Exercise description :: What follows is a block of records; reproduce all of it verbatim.

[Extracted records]

----

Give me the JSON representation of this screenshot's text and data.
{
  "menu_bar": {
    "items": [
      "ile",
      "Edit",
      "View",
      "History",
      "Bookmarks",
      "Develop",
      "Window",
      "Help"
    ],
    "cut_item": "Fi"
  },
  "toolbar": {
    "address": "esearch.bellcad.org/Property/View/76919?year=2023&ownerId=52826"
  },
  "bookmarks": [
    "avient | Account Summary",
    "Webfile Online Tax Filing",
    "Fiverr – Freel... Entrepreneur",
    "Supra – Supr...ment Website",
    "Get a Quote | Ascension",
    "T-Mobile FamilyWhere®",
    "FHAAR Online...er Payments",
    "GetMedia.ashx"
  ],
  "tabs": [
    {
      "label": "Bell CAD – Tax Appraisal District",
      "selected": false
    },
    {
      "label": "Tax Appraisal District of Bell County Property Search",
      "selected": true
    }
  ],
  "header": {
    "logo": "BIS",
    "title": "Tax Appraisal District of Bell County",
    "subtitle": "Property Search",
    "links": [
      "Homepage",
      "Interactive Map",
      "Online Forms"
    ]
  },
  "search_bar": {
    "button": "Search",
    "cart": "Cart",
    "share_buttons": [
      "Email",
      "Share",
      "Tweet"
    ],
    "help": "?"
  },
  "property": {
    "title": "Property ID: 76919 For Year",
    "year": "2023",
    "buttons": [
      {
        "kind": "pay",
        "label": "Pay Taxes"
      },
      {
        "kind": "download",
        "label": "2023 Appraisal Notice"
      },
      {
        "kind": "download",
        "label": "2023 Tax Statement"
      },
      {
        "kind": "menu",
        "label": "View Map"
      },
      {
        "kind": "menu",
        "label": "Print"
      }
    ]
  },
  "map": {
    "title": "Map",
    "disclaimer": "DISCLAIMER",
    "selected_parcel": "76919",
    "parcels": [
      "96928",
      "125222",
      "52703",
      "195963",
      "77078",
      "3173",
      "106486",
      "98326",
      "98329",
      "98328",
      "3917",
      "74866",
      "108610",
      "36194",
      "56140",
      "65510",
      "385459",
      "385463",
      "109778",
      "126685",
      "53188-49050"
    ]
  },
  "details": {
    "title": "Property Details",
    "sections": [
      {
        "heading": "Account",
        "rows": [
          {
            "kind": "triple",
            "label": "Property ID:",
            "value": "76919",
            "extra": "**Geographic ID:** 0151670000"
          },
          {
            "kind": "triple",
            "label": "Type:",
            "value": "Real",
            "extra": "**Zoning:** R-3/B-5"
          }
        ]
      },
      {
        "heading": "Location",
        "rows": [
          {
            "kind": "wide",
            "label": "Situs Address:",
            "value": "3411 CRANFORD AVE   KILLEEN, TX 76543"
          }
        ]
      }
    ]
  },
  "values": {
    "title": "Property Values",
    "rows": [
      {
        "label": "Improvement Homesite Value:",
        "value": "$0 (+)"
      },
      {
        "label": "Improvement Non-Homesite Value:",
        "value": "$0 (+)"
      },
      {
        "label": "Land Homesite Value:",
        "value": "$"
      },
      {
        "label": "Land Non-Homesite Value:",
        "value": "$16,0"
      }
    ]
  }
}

----

Exercise response ::
Give me the JSON representation of this screenshot's text and data.
{
  "menu_bar": {
    "items": [
      "ile",
      "Edit",
      "View",
      "History",
      "Bookmarks",
      "Develop",
      "Window",
      "Help"
    ],
    "cut_item": "Fi"
  },
  "toolbar": {
    "address": "esearch.bellcad.org/Property/View/76919?year=2023&ownerId=52826"
  },
  "bookmarks": [
    "avient | Account Summary",
    "Webfile Online Tax Filing",
    "Fiverr – Freel... Entrepreneur",
    "Supra – Supr...ment Website",
    "Get a Quote | Ascension",
    "T-Mobile FamilyWhere®",
    "FHAAR Online...er Payments",
    "GetMedia.ashx"
  ],
  "tabs": [
    {
      "label": "Bell CAD – Tax Appraisal District",
      "selected": false
    },
    {
      "label": "Tax Appraisal District of Bell County Property Search",
      "selected": true
    }
  ],
  "header": {
    "logo": "BIS",
    "title": "Tax Appraisal District of Bell County",
    "subtitle": "Property Search",
    "links": [
      "Homepage",
      "Interactive Map",
      "Online Forms"
    ]
  },
  "search_bar": {
    "button": "Search",
    "cart": "Cart",
    "share_buttons": [
      "Email",
      "Share",
      "Tweet"
    ],
    "help": "?"
  },
  "property": {
    "title": "Property ID: 76919 For Year",
    "year": "2023",
    "buttons": [
      {
        "kind": "pay",
        "label": "Pay Taxes"
      },
      {
        "kind": "download",
        "label": "2023 Appraisal Notice"
      },
      {
        "kind": "download",
        "label": "2023 Tax Statement"
      },
      {
        "kind": "menu",
        "label": "View Map"
      },
      {
        "kind": "menu",
        "label": "Print"
      }
    ]
  },
  "map": {
    "title": "Map",
    "disclaimer": "DISCLAIMER",
    "selected_parcel": "76919",
    "parcels": [
      "96928",
      "125222",
      "52703",
      "195963",
      "77078",
      "3173",
      "106486",
      "98326",
      "98329",
      "98328",
      "3917",
      "74866",
      "108610",
      "36194",
      "56140",
      "65510",
      "385459",
      "385463",
      "109778",
      "126685",
      "53188-49050"
    ]
  },
  "details": {
    "title": "Property Details",
    "sections": [
      {
        "heading": "Account",
        "rows": [
          {
            "kind": "triple",
            "label": "Property ID:",
            "value": "76919",
            "extra": "**Geographic ID:** 0151670000"
          },
          {
            "kind": "triple",
            "label": "Type:",
            "value": "Real",
            "extra": "**Zoning:** R-3/B-5"
          }
        ]
      },
      {
        "heading": "Location",
        "rows": [
          {
            "kind": "wide",
            "label": "Situs Address:",
            "value": "3411 CRANFORD AVE   KILLEEN, TX 76543"
          }
        ]
      }
    ]
  },
  "values": {
    "title": "Property Values",
    "rows": [
      {
        "label": "Improvement Homesite Value:",
        "value": "$0 (+)"
      },
      {
        "label": "Improvement Non-Homesite Value:",
        "value": "$0 (+)"
      },
      {
        "label": "Land Homesite Value:",
        "value": "$"
      },
      {
        "label": "Land Non-Homesite Value:",
        "value": "$16,0"
      }
    ]
  }
}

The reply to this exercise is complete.